┌─ INPUT MATERIAL

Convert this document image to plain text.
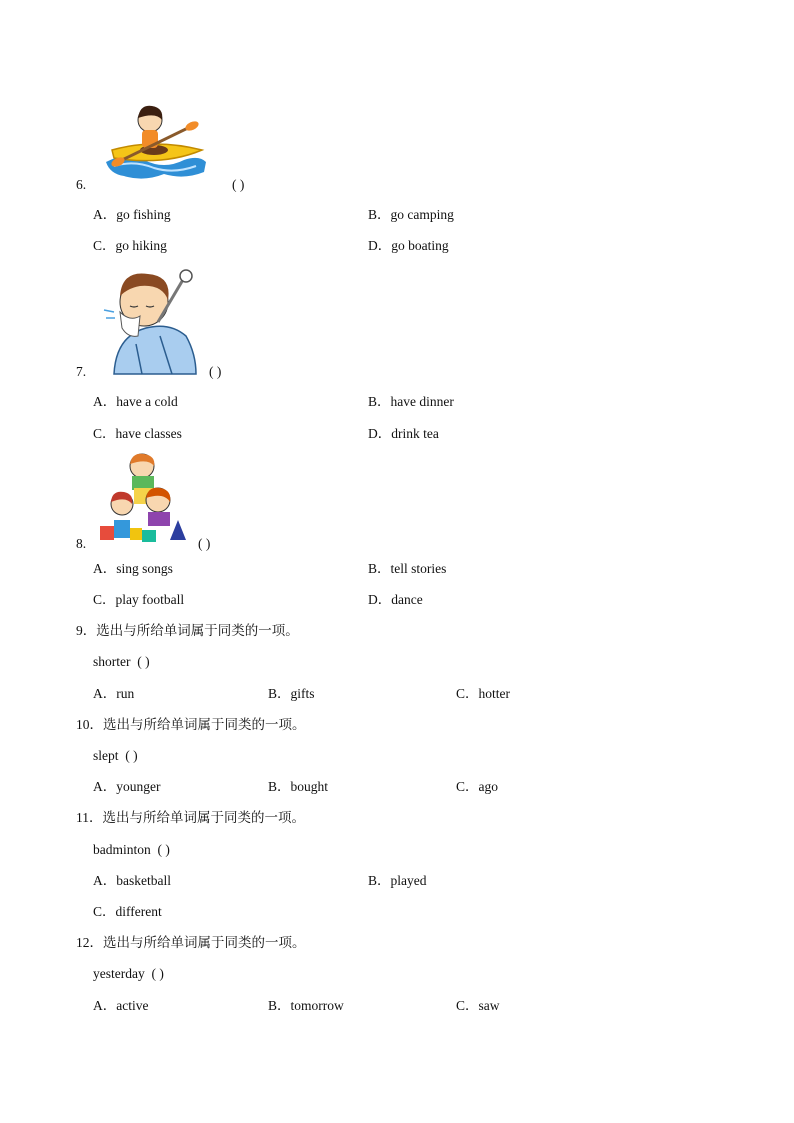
6.	( )
A．go fishing	B．go camping
C．go hiking	D．go boating
7.	( )
A．have a cold	B．have dinner
C．have classes	D．drink tea
8.	( )
A．sing songs	B．tell stories
C．play football	D．dance
9．选出与所给单词属于同类的一项。
shorter ( )
A．run	B．gifts	C．hotter
10．选出与所给单词属于同类的一项。
slept ( )
A．younger	B．bought	C．ago
11．选出与所给单词属于同类的一项。
badminton ( )
A．basketball	B．played
C．different
12．选出与所给单词属于同类的一项。
yesterday ( )
A．active	B．tomorrow	C．saw
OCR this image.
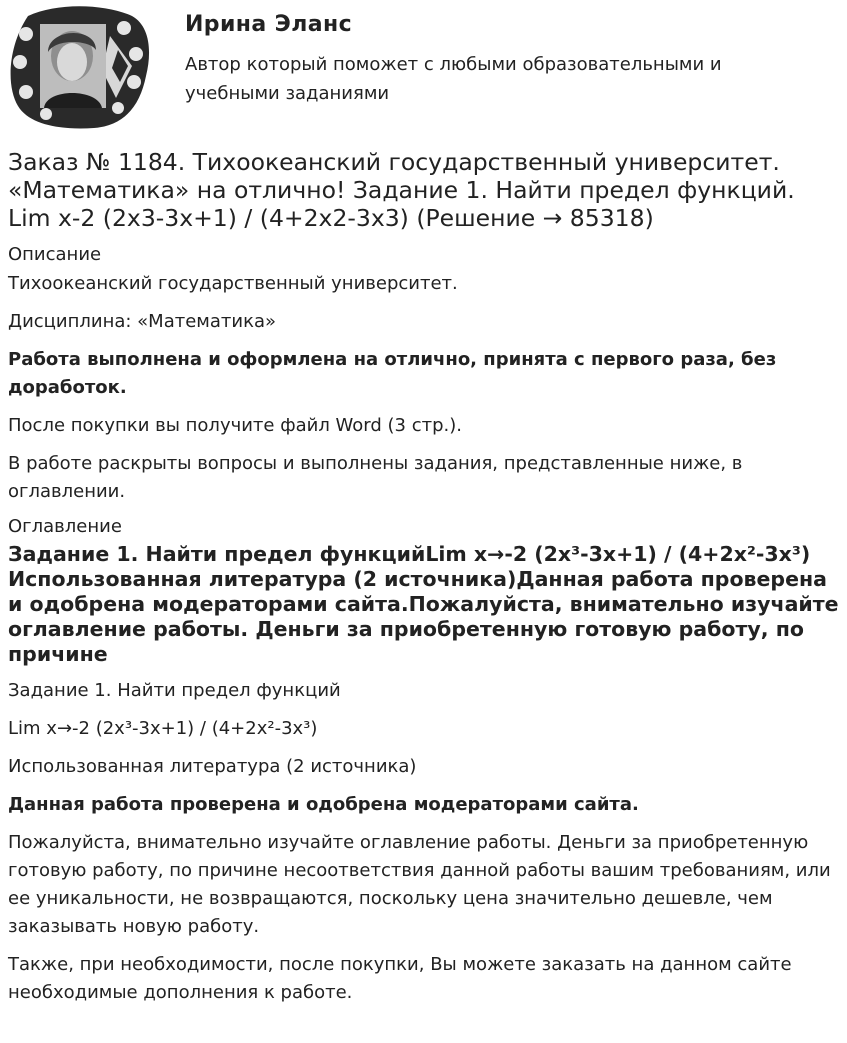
Ирина Эланс
Автор который поможет с любыми образовательными и учебными заданиями
Заказ № 1184. Тихоокеанский государственный университет. «Математика» на отлично! Задание 1. Найти предел функций. Lim x-2 (2x3-3x+1) / (4+2x2-3x3) (Решение → 85318)
Описание

Тихоокеанский государственный университет.

Дисциплина: «Математика»

Работа выполнена и оформлена на отлично, принята с первого раза, без доработок.

После покупки вы получите файл Word (3 стр.).

В работе раскрыты вопросы и выполнены задания, представленные ниже, в оглавлении.

Оглавление
Задание 1. Найти предел функцийLim x→-2 (2x³-3x+1) / (4+2x²-3x³) Использованная литература (2 источника)Данная работа проверена и одобрена модераторами сайта.Пожалуйста, внимательно изучайте оглавление работы. Деньги за приобретенную готовую работу, по причине

Задание 1. Найти предел функций

Lim x→-2 (2x³-3x+1) / (4+2x²-3x³)

Использованная литература (2 источника)

Данная работа проверена и одобрена модераторами сайта.

Пожалуйста, внимательно изучайте оглавление работы. Деньги за приобретенную готовую работу, по причине несоответствия данной работы вашим требованиям, или ее уникальности, не возвращаются, поскольку цена значительно дешевле, чем заказывать новую работу.

Также, при необходимости, после покупки, Вы можете заказать на данном сайте необходимые дополнения к работе.
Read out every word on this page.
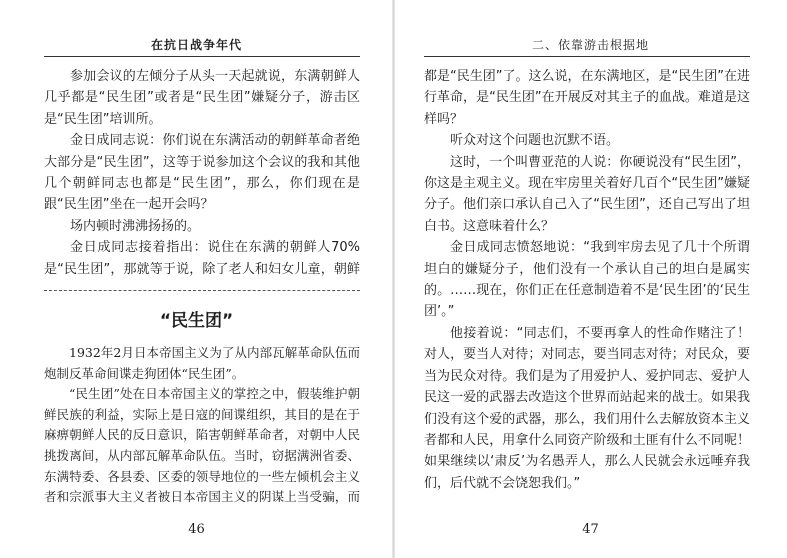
在抗日战争年代

参加会议的左倾分子从头一天起就说，东满朝鲜人几乎都是“民生团”或者是“民生团”嫌疑分子，游击区是“民生团”培训所。

金日成同志说：你们说在东满活动的朝鲜革命者绝大部分是“民生团”，这等于说参加这个会议的我和其他几个朝鲜同志也都是“民生团”，那么，你们现在是跟“民生团”坐在一起开会吗？

场内顿时沸沸扬扬的。

金日成同志接着指出：说住在东满的朝鲜人70%是“民生团”，那就等于说，除了老人和妇女儿童，朝鲜

“民生团”

1932年2月日本帝国主义为了从内部瓦解革命队伍而炮制反革命间谍走狗团体“民生团”。

“民生团”处在日本帝国主义的掌控之中，假装维护朝鲜民族的利益，实际上是日寇的间谍组织，其目的是在于麻痹朝鲜人民的反日意识，陷害朝鲜革命者，对朝中人民挑拨离间，从内部瓦解革命队伍。当时，窃据满洲省委、东满特委、各县委、区委的领导地位的一些左倾机会主义者和宗派事大主义者被日本帝国主义的阴谋上当受骗，而

46
二、依靠游击根据地

都是“民生团”了。这么说，在东满地区，是“民生团”在进行革命，是“民生团”在开展反对其主子的血战。难道是这样吗？

听众对这个问题也沉默不语。

这时，一个叫曹亚范的人说：你硬说没有“民生团”，你这是主观主义。现在牢房里关着好几百个“民生团”嫌疑分子。他们亲口承认自己入了“民生团”，还自己写出了坦白书。这意味着什么？

金日成同志愤怒地说：“我到牢房去见了几十个所谓坦白的嫌疑分子，他们没有一个承认自己的坦白是属实的。……现在，你们正在任意制造着不是‘民生团’的‘民生团’。”

他接着说：“同志们，不要再拿人的性命作赌注了！对人，要当人对待；对同志，要当同志对待；对民众，要当为民众对待。我们是为了用爱护人、爱护同志、爱护人民这一爱的武器去改造这个世界而站起来的战士。如果我们没有这个爱的武器，那么，我们用什么去解放资本主义者都和人民，用拿什么同资产阶级和土匪有什么不同呢！如果继续以‘肃反’为名愚弄人，那么人民就会永远唾弃我们，后代就不会饶恕我们。”

47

└─

## THE EXERCISE
For each line of the entries that includes "Пожалуйста", show that line.

## TASK OUTPUT
Задание 1. Найти предел функцийLim x→-2 (2x³-3x+1) / (4+2x²-3x³) Использованная литература (2 источника)Данная работа проверена и одобрена модераторами сайта.Пожалуйста, внимательно изучайте оглавление работы. Деньги за приобретенную готовую работу, по причине
Пожалуйста, внимательно изучайте оглавление работы. Деньги за приобретенную готовую работу, по причине несоответствия данной работы вашим требованиям, или ее уникальности, не возвращаются, поскольку цена значительно дешевле, чем заказывать новую работу.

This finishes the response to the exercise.